## WHAT TO PRODUCE
Pick out every line holding the string "Highest" and copy it.

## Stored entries
┄┄┄┄┄┄
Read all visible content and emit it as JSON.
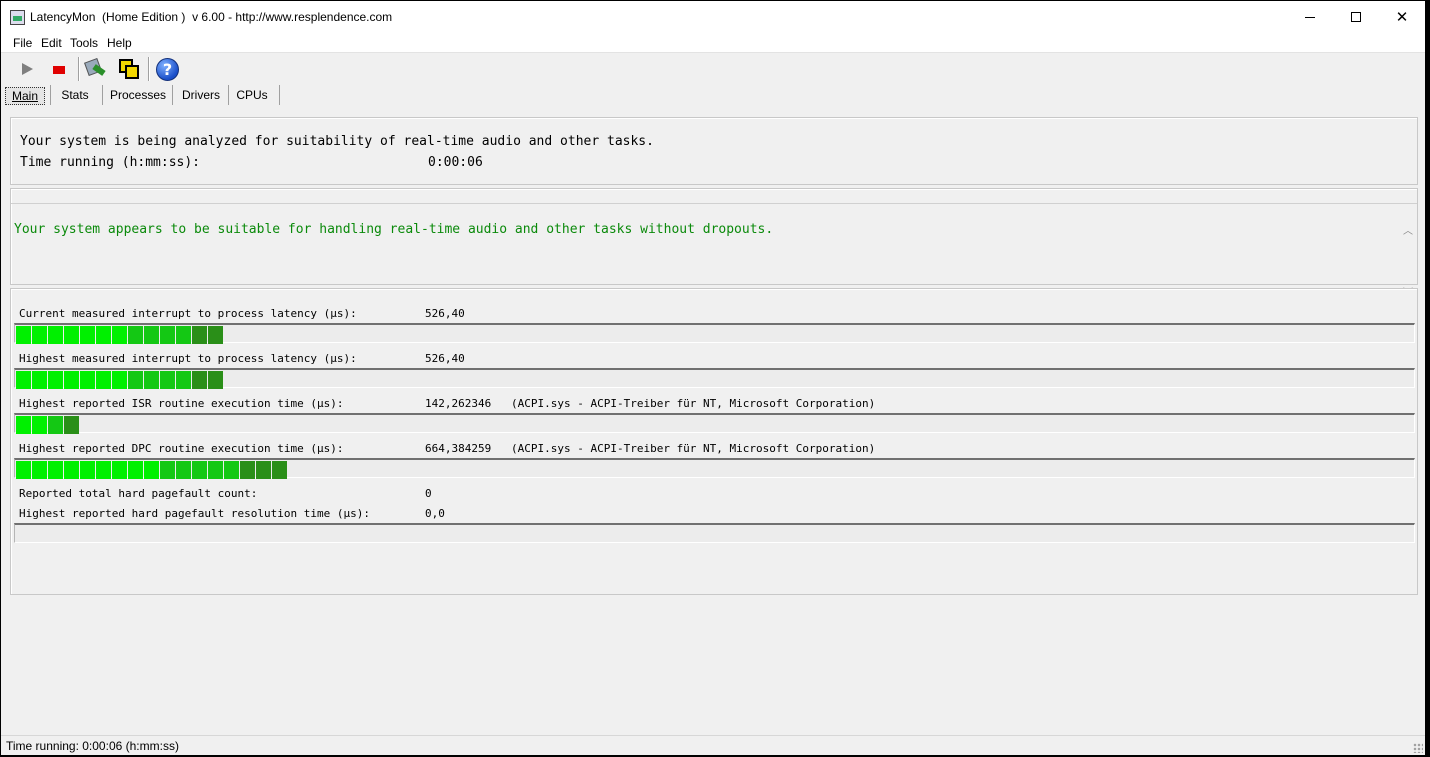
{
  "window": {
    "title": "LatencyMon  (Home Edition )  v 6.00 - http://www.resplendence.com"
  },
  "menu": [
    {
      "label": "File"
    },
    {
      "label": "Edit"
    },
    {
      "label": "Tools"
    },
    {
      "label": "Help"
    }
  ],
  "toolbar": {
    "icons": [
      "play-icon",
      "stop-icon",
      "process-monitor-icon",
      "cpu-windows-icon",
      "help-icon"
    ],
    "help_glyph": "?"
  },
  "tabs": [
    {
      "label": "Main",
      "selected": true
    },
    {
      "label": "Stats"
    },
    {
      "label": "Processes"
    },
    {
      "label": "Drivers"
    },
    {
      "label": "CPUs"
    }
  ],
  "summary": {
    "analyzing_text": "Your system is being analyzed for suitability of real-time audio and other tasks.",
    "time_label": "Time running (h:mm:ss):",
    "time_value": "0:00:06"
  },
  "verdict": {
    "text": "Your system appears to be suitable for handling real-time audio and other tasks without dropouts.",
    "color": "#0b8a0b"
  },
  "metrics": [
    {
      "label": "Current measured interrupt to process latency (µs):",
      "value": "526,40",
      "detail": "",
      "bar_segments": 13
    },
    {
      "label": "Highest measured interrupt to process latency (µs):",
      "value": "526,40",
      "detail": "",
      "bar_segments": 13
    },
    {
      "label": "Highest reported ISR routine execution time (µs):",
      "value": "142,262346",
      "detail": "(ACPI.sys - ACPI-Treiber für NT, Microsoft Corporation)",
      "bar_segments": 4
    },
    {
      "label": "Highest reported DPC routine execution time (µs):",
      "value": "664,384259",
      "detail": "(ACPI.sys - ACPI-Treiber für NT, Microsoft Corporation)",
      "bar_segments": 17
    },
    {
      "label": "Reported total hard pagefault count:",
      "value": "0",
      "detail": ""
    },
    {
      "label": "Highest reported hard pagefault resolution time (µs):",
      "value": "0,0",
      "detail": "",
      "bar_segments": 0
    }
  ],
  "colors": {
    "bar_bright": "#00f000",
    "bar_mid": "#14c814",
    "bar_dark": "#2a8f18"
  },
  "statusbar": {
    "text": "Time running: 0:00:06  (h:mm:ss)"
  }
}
┄┄┄┄┄┄
## FINISHED TASK
      "label": "Highest measured interrupt to process latency (µs):",
      "label": "Highest reported ISR routine execution time (µs):",
      "label": "Highest reported DPC routine execution time (µs):",
      "label": "Highest reported hard pagefault resolution time (µs):",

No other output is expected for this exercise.